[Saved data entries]
--*--
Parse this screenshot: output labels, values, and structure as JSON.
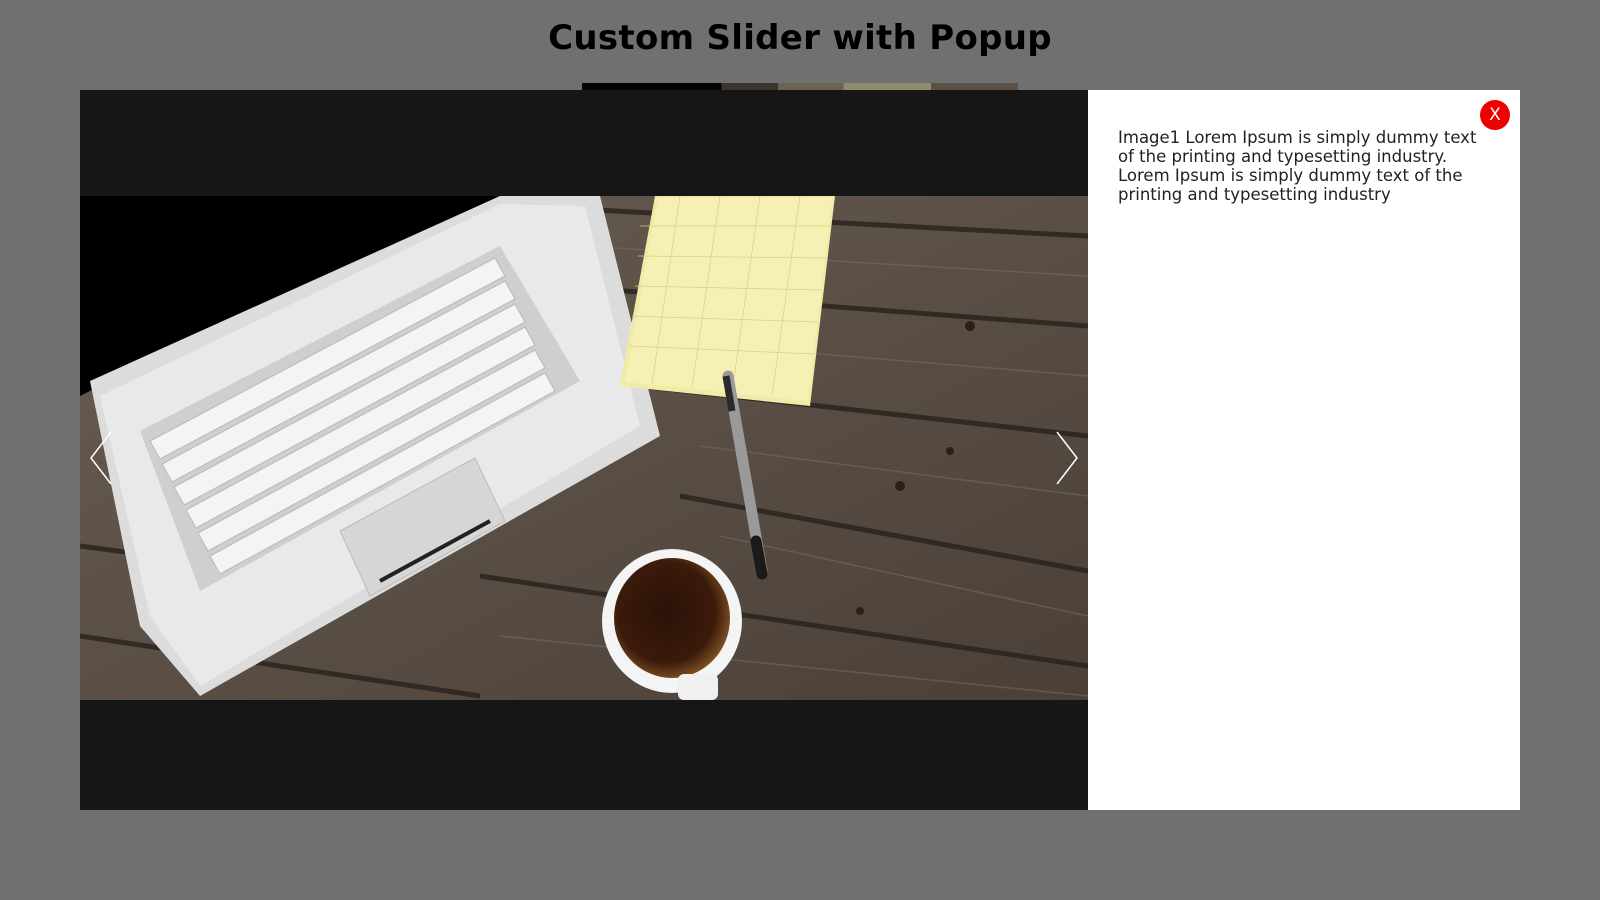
{
  "page": {
    "title": "Custom Slider with Popup"
  },
  "modal": {
    "close_label": "X",
    "description": "Image1 Lorem Ipsum is simply dummy text of the printing and typesetting industry. Lorem Ipsum is simply dummy text of the printing and typesetting industry",
    "prev_icon": "chevron-left-icon",
    "next_icon": "chevron-right-icon",
    "image_subject": "laptop, notepad, pen and coffee on wooden table"
  },
  "colors": {
    "background": "#707070",
    "stage": "#161616",
    "close_button": "#ee0000"
  }
}
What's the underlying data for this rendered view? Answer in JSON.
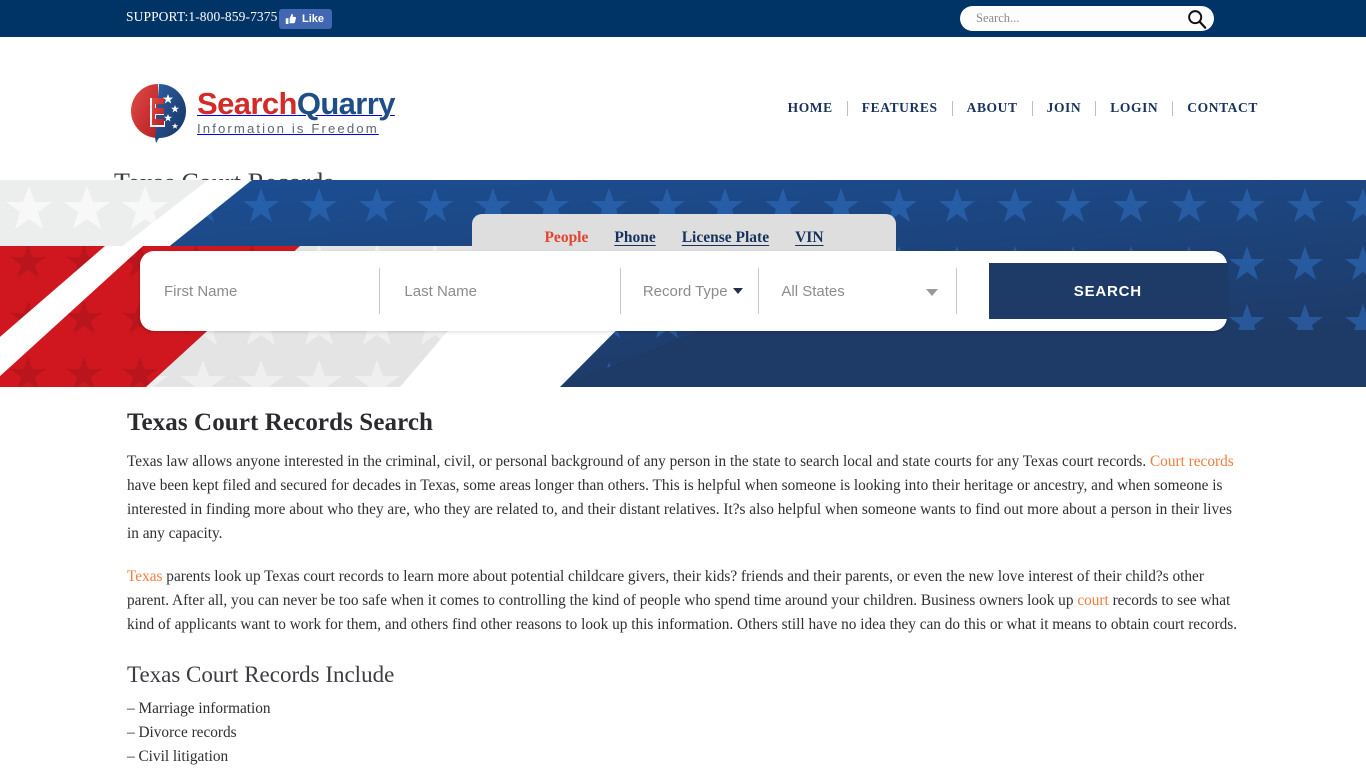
--*--
[INSTRUCTIONS TO FOLLOW]: Copy out all of the material exactly as written, without its pictures.

[FINISHED ANSWER]:
Parse this screenshot: output labels, values, and structure as JSON.
{
  "page": {
    "title": "Custom Slider with Popup"
  },
  "modal": {
    "close_label": "X",
    "description": "Image1 Lorem Ipsum is simply dummy text of the printing and typesetting industry. Lorem Ipsum is simply dummy text of the printing and typesetting industry",
    "prev_icon": "chevron-left-icon",
    "next_icon": "chevron-right-icon",
    "image_subject": "laptop, notepad, pen and coffee on wooden table"
  },
  "colors": {
    "background": "#707070",
    "stage": "#161616",
    "close_button": "#ee0000"
  }
}
What's the underlying data for this rendered view? Answer in JSON.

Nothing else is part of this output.